> [The task] Reproduce the data below verbatim from the line containing "Transcribe the text in this document." through its final line, and produce nothing more.

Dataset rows

+ + +

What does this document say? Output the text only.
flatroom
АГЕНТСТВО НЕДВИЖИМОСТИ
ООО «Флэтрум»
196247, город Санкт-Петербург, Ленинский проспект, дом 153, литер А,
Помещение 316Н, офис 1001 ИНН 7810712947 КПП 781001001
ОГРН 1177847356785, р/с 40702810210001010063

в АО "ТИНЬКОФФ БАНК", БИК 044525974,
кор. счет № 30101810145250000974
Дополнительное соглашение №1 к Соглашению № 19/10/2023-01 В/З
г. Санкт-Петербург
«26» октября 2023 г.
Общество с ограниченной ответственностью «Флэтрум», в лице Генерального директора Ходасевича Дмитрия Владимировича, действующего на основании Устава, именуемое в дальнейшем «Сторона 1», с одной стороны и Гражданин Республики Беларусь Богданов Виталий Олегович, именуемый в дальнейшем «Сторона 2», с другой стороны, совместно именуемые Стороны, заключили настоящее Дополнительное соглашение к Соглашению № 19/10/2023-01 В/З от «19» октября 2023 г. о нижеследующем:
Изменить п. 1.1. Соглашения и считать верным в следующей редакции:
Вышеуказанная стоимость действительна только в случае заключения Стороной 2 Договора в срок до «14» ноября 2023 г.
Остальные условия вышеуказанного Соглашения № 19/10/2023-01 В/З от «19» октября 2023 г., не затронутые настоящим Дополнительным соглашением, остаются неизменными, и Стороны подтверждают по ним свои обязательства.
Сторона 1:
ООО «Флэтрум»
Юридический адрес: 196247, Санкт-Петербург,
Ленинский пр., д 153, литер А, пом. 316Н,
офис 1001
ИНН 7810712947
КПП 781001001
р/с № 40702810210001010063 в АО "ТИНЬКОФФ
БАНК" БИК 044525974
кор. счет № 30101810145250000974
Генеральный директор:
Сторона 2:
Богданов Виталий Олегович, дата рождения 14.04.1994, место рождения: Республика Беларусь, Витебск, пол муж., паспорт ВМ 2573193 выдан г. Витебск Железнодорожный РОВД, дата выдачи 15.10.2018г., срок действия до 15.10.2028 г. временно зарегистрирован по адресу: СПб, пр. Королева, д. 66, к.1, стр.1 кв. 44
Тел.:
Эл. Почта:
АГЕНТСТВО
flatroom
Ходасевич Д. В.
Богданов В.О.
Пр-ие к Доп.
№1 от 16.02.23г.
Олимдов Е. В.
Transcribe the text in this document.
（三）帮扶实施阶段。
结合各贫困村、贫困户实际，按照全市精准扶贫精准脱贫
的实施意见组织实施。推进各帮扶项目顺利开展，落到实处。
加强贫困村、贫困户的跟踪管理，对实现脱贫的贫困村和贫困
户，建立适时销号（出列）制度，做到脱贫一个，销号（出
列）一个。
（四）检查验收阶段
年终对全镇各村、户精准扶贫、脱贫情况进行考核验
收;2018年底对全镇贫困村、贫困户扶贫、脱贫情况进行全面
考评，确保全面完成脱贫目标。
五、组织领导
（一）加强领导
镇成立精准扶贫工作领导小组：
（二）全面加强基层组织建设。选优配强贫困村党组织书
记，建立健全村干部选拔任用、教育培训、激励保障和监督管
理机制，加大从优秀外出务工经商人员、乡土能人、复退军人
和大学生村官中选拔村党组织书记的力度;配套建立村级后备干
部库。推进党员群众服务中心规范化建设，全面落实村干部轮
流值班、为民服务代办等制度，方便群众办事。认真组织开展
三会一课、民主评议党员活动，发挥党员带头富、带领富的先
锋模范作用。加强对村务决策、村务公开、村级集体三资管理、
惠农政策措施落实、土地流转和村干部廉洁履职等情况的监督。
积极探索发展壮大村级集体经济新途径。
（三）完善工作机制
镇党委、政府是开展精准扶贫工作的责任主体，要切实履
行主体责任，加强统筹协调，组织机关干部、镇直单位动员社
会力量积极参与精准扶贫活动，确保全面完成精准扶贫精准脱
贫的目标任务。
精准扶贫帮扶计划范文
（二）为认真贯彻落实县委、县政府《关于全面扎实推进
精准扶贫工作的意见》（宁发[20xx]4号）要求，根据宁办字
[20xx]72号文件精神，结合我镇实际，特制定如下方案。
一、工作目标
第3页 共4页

+ + +

> [Solution]
Transcribe the text in this document.
（三）帮扶实施阶段。
结合各贫困村、贫困户实际，按照全市精准扶贫精准脱贫
的实施意见组织实施。推进各帮扶项目顺利开展，落到实处。
加强贫困村、贫困户的跟踪管理，对实现脱贫的贫困村和贫困
户，建立适时销号（出列）制度，做到脱贫一个，销号（出
列）一个。
（四）检查验收阶段
年终对全镇各村、户精准扶贫、脱贫情况进行考核验
收;2018年底对全镇贫困村、贫困户扶贫、脱贫情况进行全面
考评，确保全面完成脱贫目标。
五、组织领导
（一）加强领导
镇成立精准扶贫工作领导小组：
（二）全面加强基层组织建设。选优配强贫困村党组织书
记，建立健全村干部选拔任用、教育培训、激励保障和监督管
理机制，加大从优秀外出务工经商人员、乡土能人、复退军人
和大学生村官中选拔村党组织书记的力度;配套建立村级后备干
部库。推进党员群众服务中心规范化建设，全面落实村干部轮
流值班、为民服务代办等制度，方便群众办事。认真组织开展
三会一课、民主评议党员活动，发挥党员带头富、带领富的先
锋模范作用。加强对村务决策、村务公开、村级集体三资管理、
惠农政策措施落实、土地流转和村干部廉洁履职等情况的监督。
积极探索发展壮大村级集体经济新途径。
（三）完善工作机制
镇党委、政府是开展精准扶贫工作的责任主体，要切实履
行主体责任，加强统筹协调，组织机关干部、镇直单位动员社
会力量积极参与精准扶贫活动，确保全面完成精准扶贫精准脱
贫的目标任务。
精准扶贫帮扶计划范文
（二）为认真贯彻落实县委、县政府《关于全面扎实推进
精准扶贫工作的意见》（宁发[20xx]4号）要求，根据宁办字
[20xx]72号文件精神，结合我镇实际，特制定如下方案。
一、工作目标
第3页 共4页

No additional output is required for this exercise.